%%

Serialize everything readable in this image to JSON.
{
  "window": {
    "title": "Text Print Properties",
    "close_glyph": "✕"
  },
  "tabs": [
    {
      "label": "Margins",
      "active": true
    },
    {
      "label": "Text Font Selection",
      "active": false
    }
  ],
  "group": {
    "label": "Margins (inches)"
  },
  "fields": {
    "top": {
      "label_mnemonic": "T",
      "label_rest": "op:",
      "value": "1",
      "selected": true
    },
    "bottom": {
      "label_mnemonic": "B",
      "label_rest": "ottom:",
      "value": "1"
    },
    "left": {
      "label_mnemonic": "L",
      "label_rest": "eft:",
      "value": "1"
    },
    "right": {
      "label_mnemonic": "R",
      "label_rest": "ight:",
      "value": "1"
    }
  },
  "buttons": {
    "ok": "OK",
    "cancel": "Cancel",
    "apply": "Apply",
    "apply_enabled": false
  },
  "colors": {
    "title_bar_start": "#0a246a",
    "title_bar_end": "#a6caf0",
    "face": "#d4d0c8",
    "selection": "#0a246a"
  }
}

%%

◆ **WRITTEN TASK**:
All of the data needs to be printed once more, exactly.

◆ **TASK RESPONSE**:
Serialize everything readable in this image to JSON.
{
  "window": {
    "title": "Text Print Properties",
    "close_glyph": "✕"
  },
  "tabs": [
    {
      "label": "Margins",
      "active": true
    },
    {
      "label": "Text Font Selection",
      "active": false
    }
  ],
  "group": {
    "label": "Margins (inches)"
  },
  "fields": {
    "top": {
      "label_mnemonic": "T",
      "label_rest": "op:",
      "value": "1",
      "selected": true
    },
    "bottom": {
      "label_mnemonic": "B",
      "label_rest": "ottom:",
      "value": "1"
    },
    "left": {
      "label_mnemonic": "L",
      "label_rest": "eft:",
      "value": "1"
    },
    "right": {
      "label_mnemonic": "R",
      "label_rest": "ight:",
      "value": "1"
    }
  },
  "buttons": {
    "ok": "OK",
    "cancel": "Cancel",
    "apply": "Apply",
    "apply_enabled": false
  },
  "colors": {
    "title_bar_start": "#0a246a",
    "title_bar_end": "#a6caf0",
    "face": "#d4d0c8",
    "selection": "#0a246a"
  }
}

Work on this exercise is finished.